Work order 1
In the chapter excerpt on benchmark datasets below, how many hand-annotated images does ImageNet contain?
Work order 2
Translate this sentence from the chapter excerpt on benchmark datasets below into Spanish: "Benchmarks are the equivalent of IQ tests for algorithms."

Selected passage

# # # # #

This book is an intervention -
Chapter 5
The case for interpretive techniques in machine learning
By Razvan Amironesei, Emily Denton, Alex Hanna, Hilary Nicole, Andrew Smart
Many modern AI systems are designed to ingest and analyze massive datasets so as to make recommendations, predictions, or inferences on unseen inputs ranging from images to pieces of text and other forms of data. These datasets often reflect patterns of inequity that exist in the world,1 and yet the data-driven nature of AI systems often serves to obscure the technology’s limitations within a pervasive rhetoric of objectivity.2 As AI technologies and methods are increasingly incorporated into all aspects of social life, often in ways that increase and accelerate existing social inequities, this is especially important. In this piece, we examine how and why appeals to objectivity are so deeply embedded in technological discourses and practices. As Ruha Benjamin notes, routing algorithmic bias through a rhetoric of objectivity can make it “even more difficult to challenge it and hold individuals and institutions accountable.”3 Our starting question is: how, and under which conditions, do truth claims that are embedded in algorithmic systems and associated data practices function as a justification for a myriad of harms?
A way for us to answer this question lies in understanding and accounting for how material artefacts—that is to say the instruments, devices, and sociotechnical systems—contribute to an understanding of algorithmic systems as objective or scientific in nature. Of these artefacts, benchmark datasets play a crucial role in the constitution of the machine learning life cycle. These datasets are used in the training and development of artificial intelligence. They establish a “gold standard” for specific AI tasks, defining the ideal outputs of an AI system for a set range of exemplar data inputs. Benchmark datasets can be understood as measurements for assessing and comparing different AI algorithms. Within AI research communities, performance on benchmark datasets is often understood as indicative of research progress on a particular AI task. Benchmarks are the equivalent of IQ tests for algorithms. Just as IQ tests are controversial because it is unclear what exactly they measure about human intelligence, what benchmark datasets are supposed to be measuring about algorithms has never been fully articulated. And while the role of IQ tests in historically providing justification for white supremacist beliefs is well recognised, despite these data infrastructures having significant social impact through the dissemination of unjust biases, they remain strikingly under-theorised and barely understood, or even acknowledged, in the public sphere. In what follows, we will address benchmarks via two definitions which entail, as we will see, different types of problems and critiques.
Defined from a purely technical perspective, a benchmark is “a problem that has been designed to evaluate the performance of a system [which] is subjected to a known workload and the performance of the system against this workload is measured.” The objective is to compare “the measured performance” with “that of other systems that have been subject to the same benchmark test.”4
In order to illustrate the limits of a purely technical understanding of benchmark datasets, let’s briefly discuss ImageNet, a large visual dataset which is used in visual object recognition research. Its stated objective is to map “the entire world of objects.”5 The dataset contains more than 14 million hand-annotated images, and was one of the largest created at the time, making it one of the most important benchmark datasets in the field of computer vision. However, as research led by Kate Crawford and Trevor Paglen has illustrated, ImageNet does more than annotate objects with relatively straightforward descriptions (such as “apple”, “round” or “green”).6 The dataset contains a significant number of categorisations which can only be described as depreciative and derogatory. For instance, a photograph of a woman in a bikini is labelled “slattern, slut, slovenly woman, trollop” and a man drinking a beer as “alcoholic, alky, dipsomaniac, boozer, lush, soaker, souse.” So, how is it that morally degrading, misleading, and defamatory descriptions shape the purportedly objective structure of the benchmark dataset?

# # # # #

(Records contained in a dataset)

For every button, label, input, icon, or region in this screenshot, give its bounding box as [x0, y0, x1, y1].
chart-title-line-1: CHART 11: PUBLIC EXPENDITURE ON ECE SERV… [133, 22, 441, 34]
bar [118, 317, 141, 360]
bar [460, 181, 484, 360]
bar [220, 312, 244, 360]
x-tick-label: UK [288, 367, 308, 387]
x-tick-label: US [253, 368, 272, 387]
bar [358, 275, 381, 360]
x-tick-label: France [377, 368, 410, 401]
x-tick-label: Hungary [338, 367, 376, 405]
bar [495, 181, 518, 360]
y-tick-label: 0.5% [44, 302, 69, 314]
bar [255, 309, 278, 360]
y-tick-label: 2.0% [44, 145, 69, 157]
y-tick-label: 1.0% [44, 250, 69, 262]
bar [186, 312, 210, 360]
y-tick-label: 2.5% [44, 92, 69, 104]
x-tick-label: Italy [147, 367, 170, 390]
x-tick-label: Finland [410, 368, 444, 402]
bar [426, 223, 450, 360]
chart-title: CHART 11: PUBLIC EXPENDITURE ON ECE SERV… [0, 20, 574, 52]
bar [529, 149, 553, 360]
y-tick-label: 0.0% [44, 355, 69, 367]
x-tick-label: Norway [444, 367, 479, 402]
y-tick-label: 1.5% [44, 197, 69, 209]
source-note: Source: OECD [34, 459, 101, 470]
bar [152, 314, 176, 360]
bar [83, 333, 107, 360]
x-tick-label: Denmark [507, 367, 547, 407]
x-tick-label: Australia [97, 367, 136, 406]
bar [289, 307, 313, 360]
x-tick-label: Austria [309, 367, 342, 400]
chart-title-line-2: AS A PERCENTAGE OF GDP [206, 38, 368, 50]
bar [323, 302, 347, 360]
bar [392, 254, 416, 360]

# # # # #

Result 1
More than 14 million.

Result 2
Los benchmarks son el equivalente de las pruebas de coeficiente intelectual para los algoritmos.